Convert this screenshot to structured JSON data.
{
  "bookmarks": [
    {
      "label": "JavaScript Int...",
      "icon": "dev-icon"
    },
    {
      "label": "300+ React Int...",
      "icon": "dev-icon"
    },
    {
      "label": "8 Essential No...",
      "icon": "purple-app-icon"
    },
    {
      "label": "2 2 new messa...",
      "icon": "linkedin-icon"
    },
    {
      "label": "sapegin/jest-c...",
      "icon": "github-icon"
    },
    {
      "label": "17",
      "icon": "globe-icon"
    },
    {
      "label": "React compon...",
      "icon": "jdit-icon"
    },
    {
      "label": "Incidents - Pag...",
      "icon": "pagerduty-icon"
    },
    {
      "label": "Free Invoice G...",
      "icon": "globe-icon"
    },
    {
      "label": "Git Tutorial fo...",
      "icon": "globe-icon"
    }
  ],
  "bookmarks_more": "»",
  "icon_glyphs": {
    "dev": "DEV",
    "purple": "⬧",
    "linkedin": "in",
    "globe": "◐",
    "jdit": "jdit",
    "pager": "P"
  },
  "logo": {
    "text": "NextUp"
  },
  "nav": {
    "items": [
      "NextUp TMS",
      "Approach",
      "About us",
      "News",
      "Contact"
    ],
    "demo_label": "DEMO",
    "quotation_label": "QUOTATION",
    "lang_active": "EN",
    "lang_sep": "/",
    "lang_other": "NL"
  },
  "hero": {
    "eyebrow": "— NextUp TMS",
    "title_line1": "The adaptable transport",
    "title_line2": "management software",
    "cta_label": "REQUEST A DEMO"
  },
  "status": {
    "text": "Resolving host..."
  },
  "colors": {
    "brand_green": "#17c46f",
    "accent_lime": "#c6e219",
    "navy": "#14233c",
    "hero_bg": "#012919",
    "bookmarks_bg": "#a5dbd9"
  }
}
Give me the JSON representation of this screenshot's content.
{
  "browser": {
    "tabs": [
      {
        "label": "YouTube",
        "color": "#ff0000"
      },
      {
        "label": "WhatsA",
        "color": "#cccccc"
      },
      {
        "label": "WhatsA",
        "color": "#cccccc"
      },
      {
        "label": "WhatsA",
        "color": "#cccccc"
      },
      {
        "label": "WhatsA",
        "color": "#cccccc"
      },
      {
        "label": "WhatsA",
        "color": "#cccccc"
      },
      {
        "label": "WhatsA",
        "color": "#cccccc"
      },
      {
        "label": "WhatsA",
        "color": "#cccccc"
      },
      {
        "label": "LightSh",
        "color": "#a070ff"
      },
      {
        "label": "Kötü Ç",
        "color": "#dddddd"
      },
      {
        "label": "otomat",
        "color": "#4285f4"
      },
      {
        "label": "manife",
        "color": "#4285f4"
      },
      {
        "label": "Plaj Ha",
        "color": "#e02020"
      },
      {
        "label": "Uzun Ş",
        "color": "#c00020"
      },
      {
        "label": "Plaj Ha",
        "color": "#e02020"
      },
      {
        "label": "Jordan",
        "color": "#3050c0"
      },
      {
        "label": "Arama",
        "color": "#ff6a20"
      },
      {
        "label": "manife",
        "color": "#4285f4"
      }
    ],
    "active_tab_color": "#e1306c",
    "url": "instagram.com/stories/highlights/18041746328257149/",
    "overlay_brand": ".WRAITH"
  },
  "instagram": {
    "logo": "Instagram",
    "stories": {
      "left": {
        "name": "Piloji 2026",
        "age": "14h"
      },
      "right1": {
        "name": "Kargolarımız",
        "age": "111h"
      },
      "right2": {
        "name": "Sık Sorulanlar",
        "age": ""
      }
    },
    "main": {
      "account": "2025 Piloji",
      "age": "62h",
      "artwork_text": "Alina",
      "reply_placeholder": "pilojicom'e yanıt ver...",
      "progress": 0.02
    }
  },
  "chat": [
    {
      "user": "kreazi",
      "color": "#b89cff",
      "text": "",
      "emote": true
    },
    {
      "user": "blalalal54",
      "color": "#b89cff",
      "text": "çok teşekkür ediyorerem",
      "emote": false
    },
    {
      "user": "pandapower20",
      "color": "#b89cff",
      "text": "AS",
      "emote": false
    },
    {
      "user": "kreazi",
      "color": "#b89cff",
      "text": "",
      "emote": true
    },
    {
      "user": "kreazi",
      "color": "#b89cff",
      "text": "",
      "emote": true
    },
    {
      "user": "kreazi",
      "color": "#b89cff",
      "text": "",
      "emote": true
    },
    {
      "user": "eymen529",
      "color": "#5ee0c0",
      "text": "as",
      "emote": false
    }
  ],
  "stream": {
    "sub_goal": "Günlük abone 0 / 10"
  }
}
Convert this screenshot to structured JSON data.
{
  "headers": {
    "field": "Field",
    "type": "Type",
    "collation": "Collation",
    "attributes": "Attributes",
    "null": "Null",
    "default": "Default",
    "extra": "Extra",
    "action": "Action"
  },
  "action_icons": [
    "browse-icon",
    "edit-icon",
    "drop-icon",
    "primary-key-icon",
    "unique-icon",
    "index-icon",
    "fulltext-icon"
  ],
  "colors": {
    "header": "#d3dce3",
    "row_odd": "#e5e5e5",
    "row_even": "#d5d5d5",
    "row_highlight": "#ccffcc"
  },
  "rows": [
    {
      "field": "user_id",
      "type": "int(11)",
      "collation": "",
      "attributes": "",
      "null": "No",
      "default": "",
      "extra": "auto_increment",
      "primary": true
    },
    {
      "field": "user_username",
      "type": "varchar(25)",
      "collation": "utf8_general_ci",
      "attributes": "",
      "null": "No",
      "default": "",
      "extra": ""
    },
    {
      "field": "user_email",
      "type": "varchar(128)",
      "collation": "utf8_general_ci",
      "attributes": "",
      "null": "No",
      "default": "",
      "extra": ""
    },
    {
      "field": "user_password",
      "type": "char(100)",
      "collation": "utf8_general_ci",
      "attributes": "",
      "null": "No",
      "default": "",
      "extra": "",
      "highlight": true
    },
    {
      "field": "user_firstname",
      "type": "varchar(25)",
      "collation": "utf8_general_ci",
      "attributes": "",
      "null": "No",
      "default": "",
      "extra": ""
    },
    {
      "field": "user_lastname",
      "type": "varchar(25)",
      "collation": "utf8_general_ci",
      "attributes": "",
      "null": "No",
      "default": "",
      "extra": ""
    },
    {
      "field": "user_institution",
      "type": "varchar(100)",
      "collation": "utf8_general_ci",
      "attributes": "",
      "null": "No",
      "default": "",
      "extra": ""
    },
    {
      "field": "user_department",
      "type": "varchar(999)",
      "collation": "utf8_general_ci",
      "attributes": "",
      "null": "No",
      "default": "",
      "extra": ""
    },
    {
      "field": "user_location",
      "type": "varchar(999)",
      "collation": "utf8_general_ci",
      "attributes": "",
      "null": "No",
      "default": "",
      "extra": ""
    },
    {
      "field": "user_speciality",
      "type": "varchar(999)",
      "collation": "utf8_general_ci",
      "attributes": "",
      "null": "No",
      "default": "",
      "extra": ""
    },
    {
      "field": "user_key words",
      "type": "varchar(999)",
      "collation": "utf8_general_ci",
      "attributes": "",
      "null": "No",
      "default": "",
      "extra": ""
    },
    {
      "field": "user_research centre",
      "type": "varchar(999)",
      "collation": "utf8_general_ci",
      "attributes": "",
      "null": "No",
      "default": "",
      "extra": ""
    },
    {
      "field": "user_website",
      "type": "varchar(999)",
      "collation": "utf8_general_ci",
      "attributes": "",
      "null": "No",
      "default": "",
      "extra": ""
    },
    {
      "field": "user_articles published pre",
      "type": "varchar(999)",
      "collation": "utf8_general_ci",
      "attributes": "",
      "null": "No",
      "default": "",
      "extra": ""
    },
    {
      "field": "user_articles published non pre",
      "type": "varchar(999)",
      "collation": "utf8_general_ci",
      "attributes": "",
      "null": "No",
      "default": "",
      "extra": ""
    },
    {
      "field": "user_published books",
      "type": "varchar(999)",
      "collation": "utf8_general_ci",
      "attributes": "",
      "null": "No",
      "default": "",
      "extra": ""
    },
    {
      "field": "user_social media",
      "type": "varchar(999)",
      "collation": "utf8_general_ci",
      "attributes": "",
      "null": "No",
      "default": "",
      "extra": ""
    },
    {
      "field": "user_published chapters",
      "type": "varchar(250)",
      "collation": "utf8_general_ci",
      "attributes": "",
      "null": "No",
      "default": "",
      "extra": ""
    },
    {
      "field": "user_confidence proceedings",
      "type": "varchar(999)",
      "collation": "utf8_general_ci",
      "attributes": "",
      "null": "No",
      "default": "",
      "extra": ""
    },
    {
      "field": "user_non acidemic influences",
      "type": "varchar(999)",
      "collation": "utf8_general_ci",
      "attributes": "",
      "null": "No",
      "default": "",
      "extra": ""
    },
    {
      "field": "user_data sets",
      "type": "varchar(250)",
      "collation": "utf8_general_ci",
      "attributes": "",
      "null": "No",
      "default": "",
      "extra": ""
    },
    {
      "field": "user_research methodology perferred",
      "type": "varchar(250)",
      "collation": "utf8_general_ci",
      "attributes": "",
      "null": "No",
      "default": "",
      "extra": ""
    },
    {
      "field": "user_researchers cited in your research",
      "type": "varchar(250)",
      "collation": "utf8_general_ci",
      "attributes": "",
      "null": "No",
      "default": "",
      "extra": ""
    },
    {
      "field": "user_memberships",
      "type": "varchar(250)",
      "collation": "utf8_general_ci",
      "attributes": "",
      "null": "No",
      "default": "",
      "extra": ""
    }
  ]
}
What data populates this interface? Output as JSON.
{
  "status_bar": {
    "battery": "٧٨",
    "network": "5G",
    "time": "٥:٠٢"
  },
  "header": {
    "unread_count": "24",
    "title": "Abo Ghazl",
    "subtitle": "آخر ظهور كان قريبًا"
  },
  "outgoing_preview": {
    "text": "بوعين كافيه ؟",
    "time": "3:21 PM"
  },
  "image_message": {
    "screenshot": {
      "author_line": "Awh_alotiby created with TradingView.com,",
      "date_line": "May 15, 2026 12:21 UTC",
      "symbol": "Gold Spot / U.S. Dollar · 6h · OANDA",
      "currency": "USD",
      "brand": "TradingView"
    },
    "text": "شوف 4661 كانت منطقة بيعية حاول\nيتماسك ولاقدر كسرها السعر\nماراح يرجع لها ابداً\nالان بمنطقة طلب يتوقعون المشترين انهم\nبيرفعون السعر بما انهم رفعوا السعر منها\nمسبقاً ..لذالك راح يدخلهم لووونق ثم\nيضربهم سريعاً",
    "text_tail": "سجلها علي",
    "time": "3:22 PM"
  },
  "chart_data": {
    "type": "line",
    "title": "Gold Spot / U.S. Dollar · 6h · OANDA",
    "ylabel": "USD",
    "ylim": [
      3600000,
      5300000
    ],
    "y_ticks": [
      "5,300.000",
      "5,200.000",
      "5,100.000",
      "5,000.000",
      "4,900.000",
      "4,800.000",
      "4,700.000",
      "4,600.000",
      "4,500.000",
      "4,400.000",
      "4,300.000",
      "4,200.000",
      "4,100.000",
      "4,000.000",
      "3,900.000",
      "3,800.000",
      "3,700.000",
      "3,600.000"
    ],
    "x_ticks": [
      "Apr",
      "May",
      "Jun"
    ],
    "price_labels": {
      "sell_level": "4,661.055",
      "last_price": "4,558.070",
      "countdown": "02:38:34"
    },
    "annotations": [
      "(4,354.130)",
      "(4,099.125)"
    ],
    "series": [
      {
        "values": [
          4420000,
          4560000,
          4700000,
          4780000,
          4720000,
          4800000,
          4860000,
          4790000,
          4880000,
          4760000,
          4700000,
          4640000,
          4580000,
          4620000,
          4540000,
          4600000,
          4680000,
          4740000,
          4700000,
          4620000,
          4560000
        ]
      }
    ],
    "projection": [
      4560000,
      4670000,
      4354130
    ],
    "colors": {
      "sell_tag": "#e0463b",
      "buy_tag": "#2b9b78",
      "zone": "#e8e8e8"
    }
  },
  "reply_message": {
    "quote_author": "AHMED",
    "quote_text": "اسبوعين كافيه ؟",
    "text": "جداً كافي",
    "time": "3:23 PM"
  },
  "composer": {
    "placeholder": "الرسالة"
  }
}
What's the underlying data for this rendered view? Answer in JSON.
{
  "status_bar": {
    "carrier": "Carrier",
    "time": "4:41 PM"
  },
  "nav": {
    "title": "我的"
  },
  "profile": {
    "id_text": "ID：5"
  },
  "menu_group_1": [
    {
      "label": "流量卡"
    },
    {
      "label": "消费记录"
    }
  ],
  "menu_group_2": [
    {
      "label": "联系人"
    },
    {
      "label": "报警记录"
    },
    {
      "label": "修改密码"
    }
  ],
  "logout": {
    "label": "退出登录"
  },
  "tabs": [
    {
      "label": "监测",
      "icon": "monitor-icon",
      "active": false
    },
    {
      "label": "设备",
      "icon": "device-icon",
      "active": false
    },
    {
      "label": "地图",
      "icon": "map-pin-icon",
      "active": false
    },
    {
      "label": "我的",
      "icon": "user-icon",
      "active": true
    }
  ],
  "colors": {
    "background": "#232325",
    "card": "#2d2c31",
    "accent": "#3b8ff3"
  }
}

Aim | Give again only the lines starting at the one that contains "What's the underlying" and running to the end of the data.

Full output |
What's the underlying data for this rendered view? Answer in JSON.
{
  "status_bar": {
    "carrier": "Carrier",
    "time": "4:41 PM"
  },
  "nav": {
    "title": "我的"
  },
  "profile": {
    "id_text": "ID：5"
  },
  "menu_group_1": [
    {
      "label": "流量卡"
    },
    {
      "label": "消费记录"
    }
  ],
  "menu_group_2": [
    {
      "label": "联系人"
    },
    {
      "label": "报警记录"
    },
    {
      "label": "修改密码"
    }
  ],
  "logout": {
    "label": "退出登录"
  },
  "tabs": [
    {
      "label": "监测",
      "icon": "monitor-icon",
      "active": false
    },
    {
      "label": "设备",
      "icon": "device-icon",
      "active": false
    },
    {
      "label": "地图",
      "icon": "map-pin-icon",
      "active": false
    },
    {
      "label": "我的",
      "icon": "user-icon",
      "active": true
    }
  ],
  "colors": {
    "background": "#232325",
    "card": "#2d2c31",
    "accent": "#3b8ff3"
  }
}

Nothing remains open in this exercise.